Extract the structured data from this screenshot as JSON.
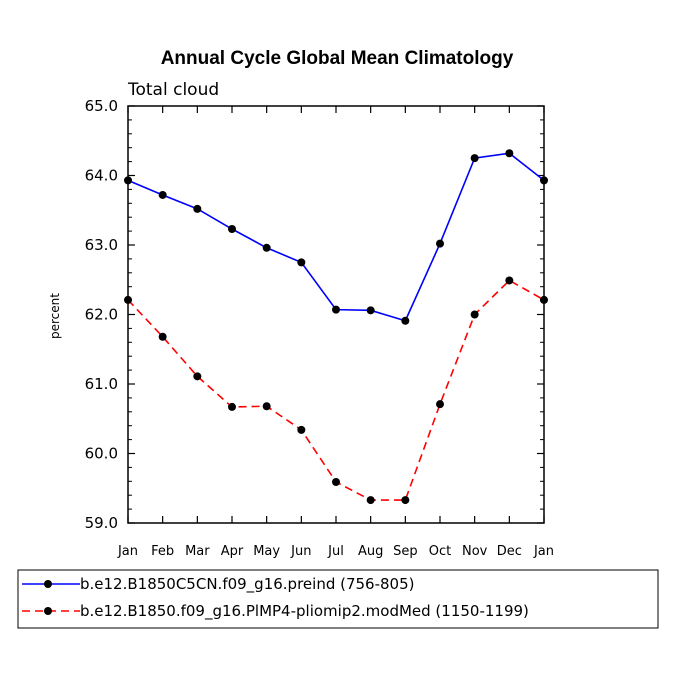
{
  "chart_data": {
    "type": "line",
    "title": "Annual Cycle Global Mean Climatology",
    "subtitle": "Total cloud",
    "xlabel": "",
    "ylabel": "percent",
    "ylim": [
      59.0,
      65.0
    ],
    "yticks": [
      "59.0",
      "60.0",
      "61.0",
      "62.0",
      "63.0",
      "64.0",
      "65.0"
    ],
    "categories": [
      "Jan",
      "Feb",
      "Mar",
      "Apr",
      "May",
      "Jun",
      "Jul",
      "Aug",
      "Sep",
      "Oct",
      "Nov",
      "Dec",
      "Jan"
    ],
    "series": [
      {
        "name": "b.e12.B1850C5CN.f09_g16.preind (756-805)",
        "color": "#0000ff",
        "style": "solid",
        "values": [
          63.93,
          63.72,
          63.52,
          63.23,
          62.96,
          62.75,
          62.07,
          62.06,
          61.91,
          63.02,
          64.25,
          64.32,
          63.93
        ]
      },
      {
        "name": "b.e12.B1850.f09_g16.PlMP4-pliomip2.modMed (1150-1199)",
        "color": "#ff0000",
        "style": "dashed",
        "values": [
          62.21,
          61.68,
          61.11,
          60.67,
          60.68,
          60.34,
          59.59,
          59.33,
          59.33,
          60.71,
          62.0,
          62.49,
          62.21
        ]
      }
    ],
    "legend_position": "bottom"
  }
}
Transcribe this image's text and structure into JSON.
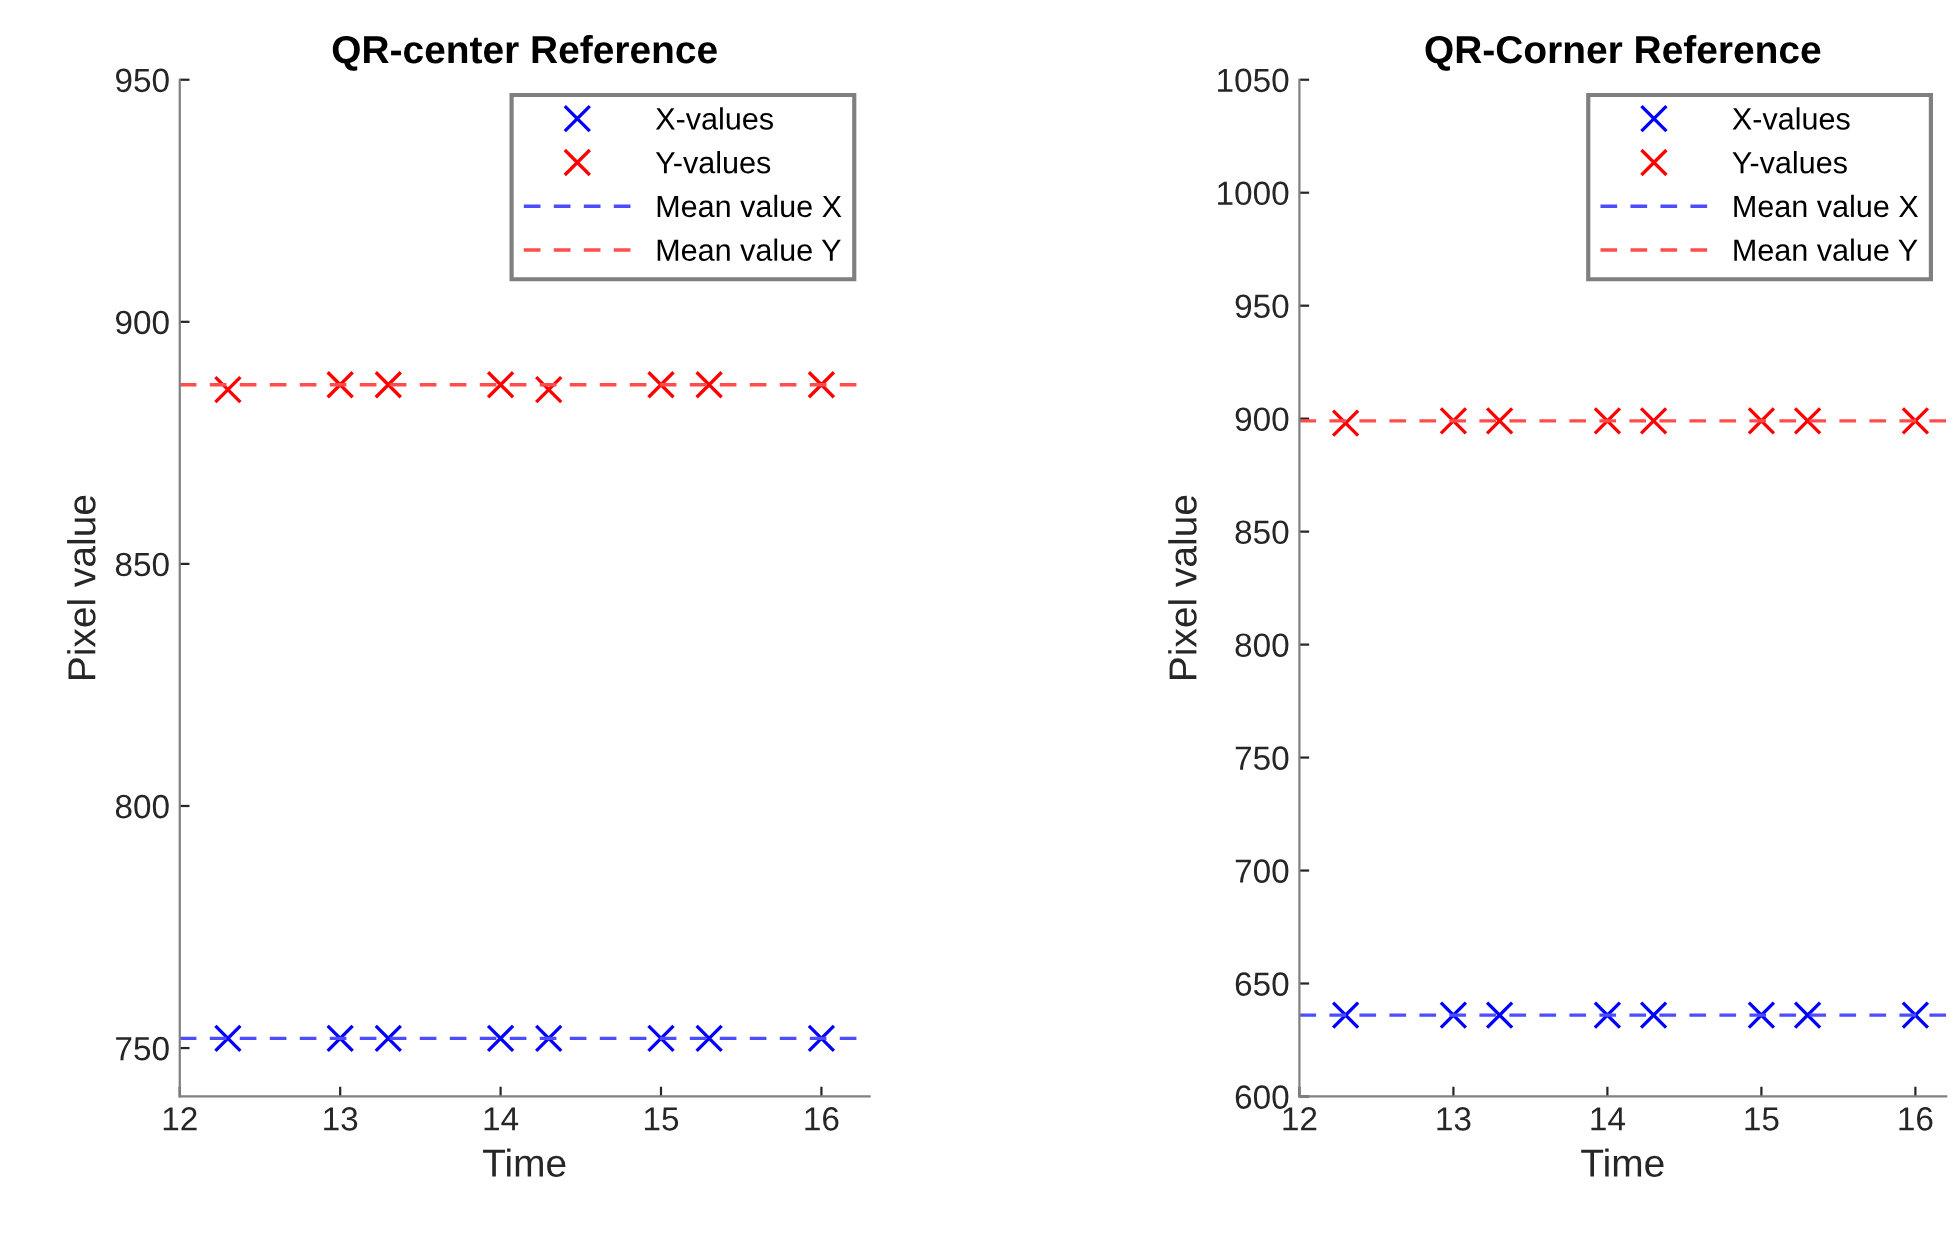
{
  "chart_data": [
    {
      "type": "scatter",
      "title": "QR-center Reference",
      "xlabel": "Time",
      "ylabel": "Pixel value",
      "xlim": [
        12,
        16.3
      ],
      "xticks": [
        12,
        13,
        14,
        15,
        16
      ],
      "ylim": [
        740,
        950
      ],
      "yticks": [
        750,
        800,
        850,
        900,
        950
      ],
      "x": [
        12.3,
        13,
        13.3,
        14,
        14.3,
        15,
        15.3,
        16
      ],
      "marker": "cross",
      "grid": false,
      "legend": "top right",
      "series": [
        {
          "name": "X-values",
          "color": "#0000ff",
          "values": [
            752,
            752,
            752,
            752,
            752,
            752,
            752,
            752
          ]
        },
        {
          "name": "Y-values",
          "color": "#ff0000",
          "values": [
            886,
            887,
            887,
            887,
            886,
            887,
            887,
            887
          ]
        },
        {
          "name": "Mean value X",
          "type": "line",
          "marker": "none",
          "line_style": "dashed",
          "color": "#4d4dff",
          "x": [
            12,
            16.3
          ],
          "values": [
            752,
            752
          ]
        },
        {
          "name": "Mean value Y",
          "type": "line",
          "marker": "none",
          "line_style": "dashed",
          "color": "#ff4d4d",
          "x": [
            12,
            16.3
          ],
          "values": [
            887,
            887
          ]
        }
      ]
    },
    {
      "type": "scatter",
      "title": "QR-Corner Reference",
      "xlabel": "Time",
      "ylabel": "Pixel value",
      "xlim": [
        12,
        16.2
      ],
      "xticks": [
        12,
        13,
        14,
        15,
        16
      ],
      "ylim": [
        600,
        1050
      ],
      "yticks": [
        600,
        650,
        700,
        750,
        800,
        850,
        900,
        950,
        1000,
        1050
      ],
      "x": [
        12.3,
        13,
        13.3,
        14,
        14.3,
        15,
        15.3,
        16
      ],
      "marker": "cross",
      "grid": false,
      "legend": "top right",
      "series": [
        {
          "name": "X-values",
          "color": "#0000ff",
          "values": [
            636,
            636,
            636,
            636,
            636,
            636,
            636,
            636
          ]
        },
        {
          "name": "Y-values",
          "color": "#ff0000",
          "values": [
            898,
            899,
            899,
            899,
            899,
            899,
            899,
            899
          ]
        },
        {
          "name": "Mean value X",
          "type": "line",
          "marker": "none",
          "line_style": "dashed",
          "color": "#4d4dff",
          "x": [
            12,
            16.2
          ],
          "values": [
            636,
            636
          ]
        },
        {
          "name": "Mean value Y",
          "type": "line",
          "marker": "none",
          "line_style": "dashed",
          "color": "#ff4d4d",
          "x": [
            12,
            16.2
          ],
          "values": [
            899,
            899
          ]
        }
      ]
    }
  ]
}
+ + + +
[Your instructions] Exclude the images and reproduce the remaining data exactly.

[Solution to this exercise]
Extract the structured data from this screenshot as JSON.
{
  "chart_data": {
    "type": "line",
    "title": "Annual Cycle Global Mean Climatology",
    "subtitle": "Total cloud",
    "xlabel": "",
    "ylabel": "percent",
    "ylim": [
      59.0,
      65.0
    ],
    "yticks": [
      "59.0",
      "60.0",
      "61.0",
      "62.0",
      "63.0",
      "64.0",
      "65.0"
    ],
    "categories": [
      "Jan",
      "Feb",
      "Mar",
      "Apr",
      "May",
      "Jun",
      "Jul",
      "Aug",
      "Sep",
      "Oct",
      "Nov",
      "Dec",
      "Jan"
    ],
    "series": [
      {
        "name": "b.e12.B1850C5CN.f09_g16.preind (756-805)",
        "color": "#0000ff",
        "style": "solid",
        "values": [
          63.93,
          63.72,
          63.52,
          63.23,
          62.96,
          62.75,
          62.07,
          62.06,
          61.91,
          63.02,
          64.25,
          64.32,
          63.93
        ]
      },
      {
        "name": "b.e12.B1850.f09_g16.PlMP4-pliomip2.modMed (1150-1199)",
        "color": "#ff0000",
        "style": "dashed",
        "values": [
          62.21,
          61.68,
          61.11,
          60.67,
          60.68,
          60.34,
          59.59,
          59.33,
          59.33,
          60.71,
          62.0,
          62.49,
          62.21
        ]
      }
    ],
    "legend_position": "bottom"
  }
}
Transcribe this image's text and structure into JSON.
{
  "chart_data": [
    {
      "type": "scatter",
      "title": "QR-center Reference",
      "xlabel": "Time",
      "ylabel": "Pixel value",
      "xlim": [
        12,
        16.3
      ],
      "xticks": [
        12,
        13,
        14,
        15,
        16
      ],
      "ylim": [
        740,
        950
      ],
      "yticks": [
        750,
        800,
        850,
        900,
        950
      ],
      "x": [
        12.3,
        13,
        13.3,
        14,
        14.3,
        15,
        15.3,
        16
      ],
      "marker": "cross",
      "grid": false,
      "legend": "top right",
      "series": [
        {
          "name": "X-values",
          "color": "#0000ff",
          "values": [
            752,
            752,
            752,
            752,
            752,
            752,
            752,
            752
          ]
        },
        {
          "name": "Y-values",
          "color": "#ff0000",
          "values": [
            886,
            887,
            887,
            887,
            886,
            887,
            887,
            887
          ]
        },
        {
          "name": "Mean value X",
          "type": "line",
          "marker": "none",
          "line_style": "dashed",
          "color": "#4d4dff",
          "x": [
            12,
            16.3
          ],
          "values": [
            752,
            752
          ]
        },
        {
          "name": "Mean value Y",
          "type": "line",
          "marker": "none",
          "line_style": "dashed",
          "color": "#ff4d4d",
          "x": [
            12,
            16.3
          ],
          "values": [
            887,
            887
          ]
        }
      ]
    },
    {
      "type": "scatter",
      "title": "QR-Corner Reference",
      "xlabel": "Time",
      "ylabel": "Pixel value",
      "xlim": [
        12,
        16.2
      ],
      "xticks": [
        12,
        13,
        14,
        15,
        16
      ],
      "ylim": [
        600,
        1050
      ],
      "yticks": [
        600,
        650,
        700,
        750,
        800,
        850,
        900,
        950,
        1000,
        1050
      ],
      "x": [
        12.3,
        13,
        13.3,
        14,
        14.3,
        15,
        15.3,
        16
      ],
      "marker": "cross",
      "grid": false,
      "legend": "top right",
      "series": [
        {
          "name": "X-values",
          "color": "#0000ff",
          "values": [
            636,
            636,
            636,
            636,
            636,
            636,
            636,
            636
          ]
        },
        {
          "name": "Y-values",
          "color": "#ff0000",
          "values": [
            898,
            899,
            899,
            899,
            899,
            899,
            899,
            899
          ]
        },
        {
          "name": "Mean value X",
          "type": "line",
          "marker": "none",
          "line_style": "dashed",
          "color": "#4d4dff",
          "x": [
            12,
            16.2
          ],
          "values": [
            636,
            636
          ]
        },
        {
          "name": "Mean value Y",
          "type": "line",
          "marker": "none",
          "line_style": "dashed",
          "color": "#ff4d4d",
          "x": [
            12,
            16.2
          ],
          "values": [
            899,
            899
          ]
        }
      ]
    }
  ]
}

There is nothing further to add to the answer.